***** DATA PROVIDED

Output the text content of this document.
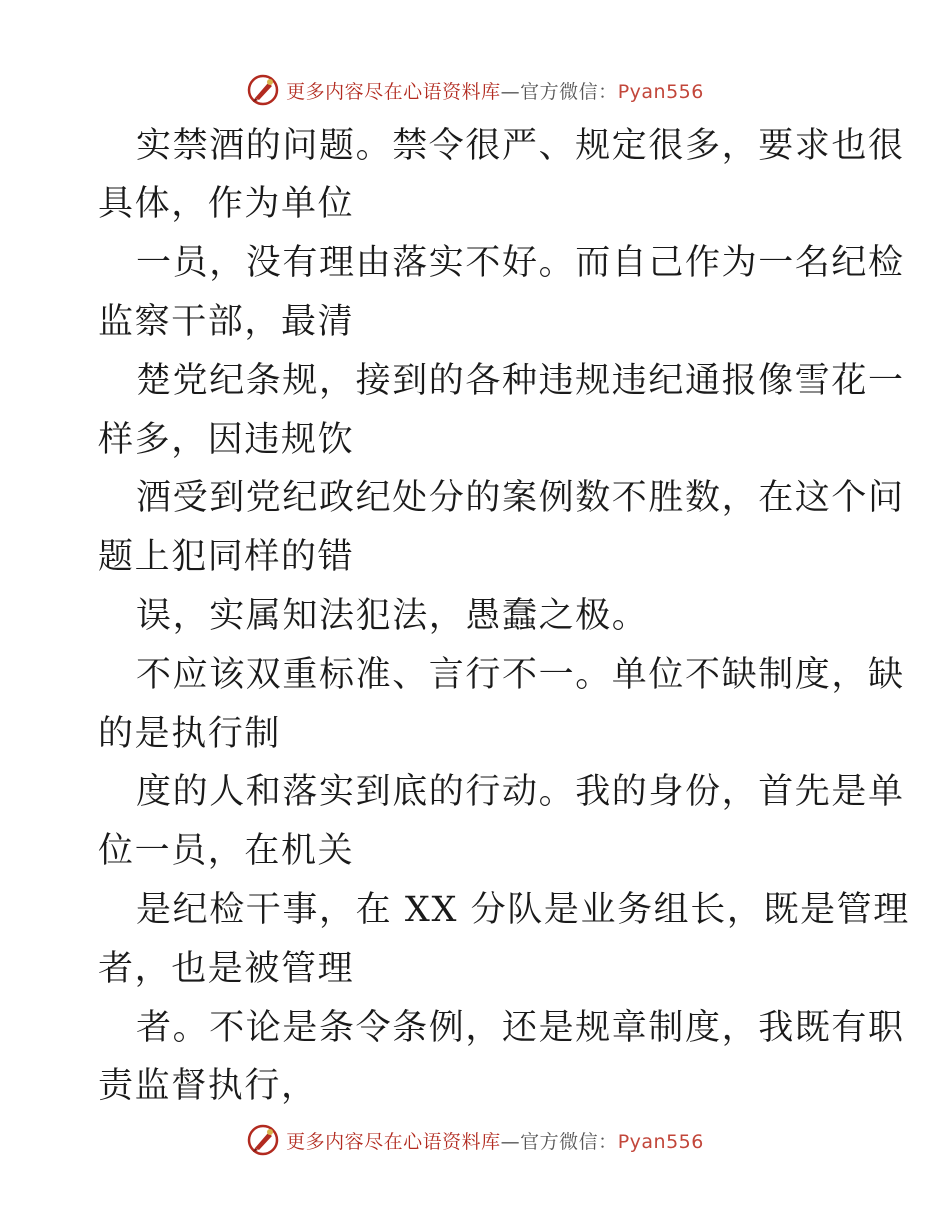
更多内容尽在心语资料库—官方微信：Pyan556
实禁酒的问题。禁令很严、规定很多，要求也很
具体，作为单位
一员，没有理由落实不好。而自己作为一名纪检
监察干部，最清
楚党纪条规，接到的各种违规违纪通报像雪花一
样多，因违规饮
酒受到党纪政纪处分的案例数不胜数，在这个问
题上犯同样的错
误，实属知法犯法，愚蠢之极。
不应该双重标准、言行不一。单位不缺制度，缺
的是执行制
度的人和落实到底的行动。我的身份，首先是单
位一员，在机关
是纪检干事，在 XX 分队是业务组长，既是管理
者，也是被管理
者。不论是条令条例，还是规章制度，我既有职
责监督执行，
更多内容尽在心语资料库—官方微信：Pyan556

**********

Transcribe the full listing above exactly as it stands, minus the pictures.

FULL OUTPUT —
Output the text content of this document.
更多内容尽在心语资料库—官方微信：Pyan556
实禁酒的问题。禁令很严、规定很多，要求也很
具体，作为单位
一员，没有理由落实不好。而自己作为一名纪检
监察干部，最清
楚党纪条规，接到的各种违规违纪通报像雪花一
样多，因违规饮
酒受到党纪政纪处分的案例数不胜数，在这个问
题上犯同样的错
误，实属知法犯法，愚蠢之极。
不应该双重标准、言行不一。单位不缺制度，缺
的是执行制
度的人和落实到底的行动。我的身份，首先是单
位一员，在机关
是纪检干事，在 XX 分队是业务组长，既是管理
者，也是被管理
者。不论是条令条例，还是规章制度，我既有职
责监督执行，
更多内容尽在心语资料库—官方微信：Pyan556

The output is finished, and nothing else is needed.